CHALLENGE.
Where does the string "this" appear in the records? Copy every line that contains it.
-- Start --
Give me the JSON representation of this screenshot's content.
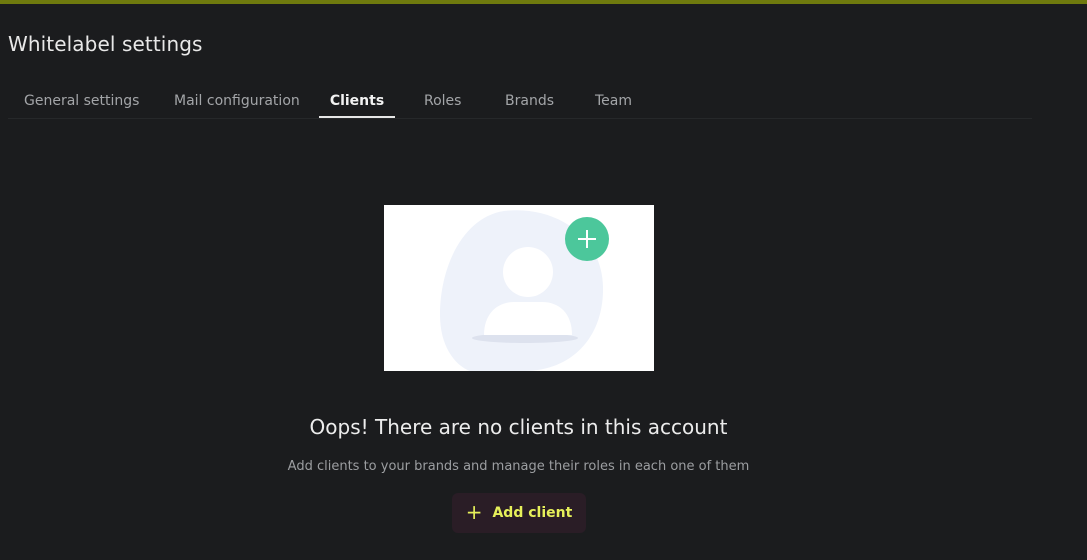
{
  "page": {
    "title": "Whitelabel settings"
  },
  "tabs": [
    {
      "label": "General settings",
      "active": false
    },
    {
      "label": "Mail configuration",
      "active": false
    },
    {
      "label": "Clients",
      "active": true
    },
    {
      "label": "Roles",
      "active": false
    },
    {
      "label": "Brands",
      "active": false
    },
    {
      "label": "Team",
      "active": false
    }
  ],
  "empty_state": {
    "illustration_icon": "add-user-icon",
    "title": "Oops! There are no clients in this account",
    "subtitle": "Add clients to your brands and manage their roles in each one of them",
    "button_icon": "plus-icon",
    "button_label": "Add client"
  },
  "colors": {
    "background": "#1b1c1e",
    "top_accent": "#6f7a0e",
    "button_text": "#e6f05a",
    "illustration_accent": "#4cc79b"
  }
}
-- End --
WORKED SOLUTION.
Give me the JSON representation of this screenshot's content.
    "title": "Oops! There are no clients in this account",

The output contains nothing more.